# WHAT THE TASK ASKS:
Reproduce the records below exactly as they appear, omitting any pictures they contain.

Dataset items
---
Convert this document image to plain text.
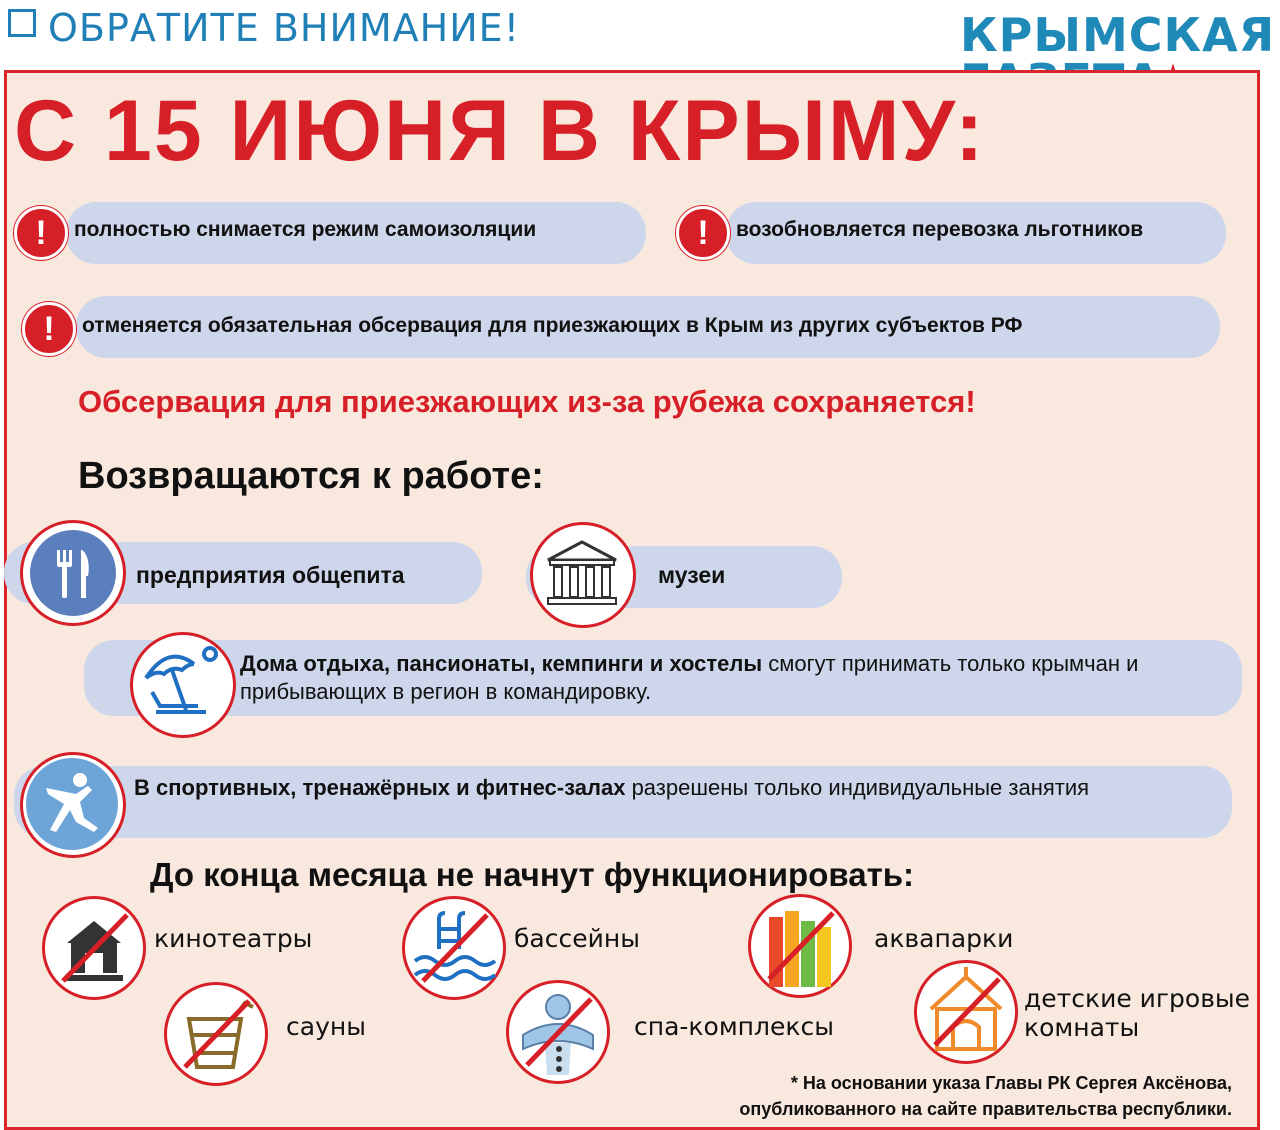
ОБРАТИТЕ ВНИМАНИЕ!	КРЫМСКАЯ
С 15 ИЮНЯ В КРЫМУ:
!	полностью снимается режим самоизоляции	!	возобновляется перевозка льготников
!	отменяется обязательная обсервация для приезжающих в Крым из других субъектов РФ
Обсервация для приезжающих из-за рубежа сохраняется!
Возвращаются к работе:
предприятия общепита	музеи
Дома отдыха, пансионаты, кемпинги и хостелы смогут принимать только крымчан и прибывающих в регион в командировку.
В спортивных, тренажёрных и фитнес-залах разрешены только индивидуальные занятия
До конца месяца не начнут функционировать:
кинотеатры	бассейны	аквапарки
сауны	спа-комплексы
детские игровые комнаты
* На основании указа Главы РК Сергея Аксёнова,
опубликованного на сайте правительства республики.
---
# FULL OUTPUT:
Convert this document image to plain text.
ОБРАТИТЕ ВНИМАНИЕ!	КРЫМСКАЯ
С 15 ИЮНЯ В КРЫМУ:
!	полностью снимается режим самоизоляции	!	возобновляется перевозка льготников
!	отменяется обязательная обсервация для приезжающих в Крым из других субъектов РФ
Обсервация для приезжающих из-за рубежа сохраняется!
Возвращаются к работе:
предприятия общепита	музеи
Дома отдыха, пансионаты, кемпинги и хостелы смогут принимать только крымчан и прибывающих в регион в командировку.
В спортивных, тренажёрных и фитнес-залах разрешены только индивидуальные занятия
До конца месяца не начнут функционировать:
кинотеатры	бассейны	аквапарки
сауны	спа-комплексы
детские игровые комнаты
* На основании указа Главы РК Сергея Аксёнова,
опубликованного на сайте правительства республики.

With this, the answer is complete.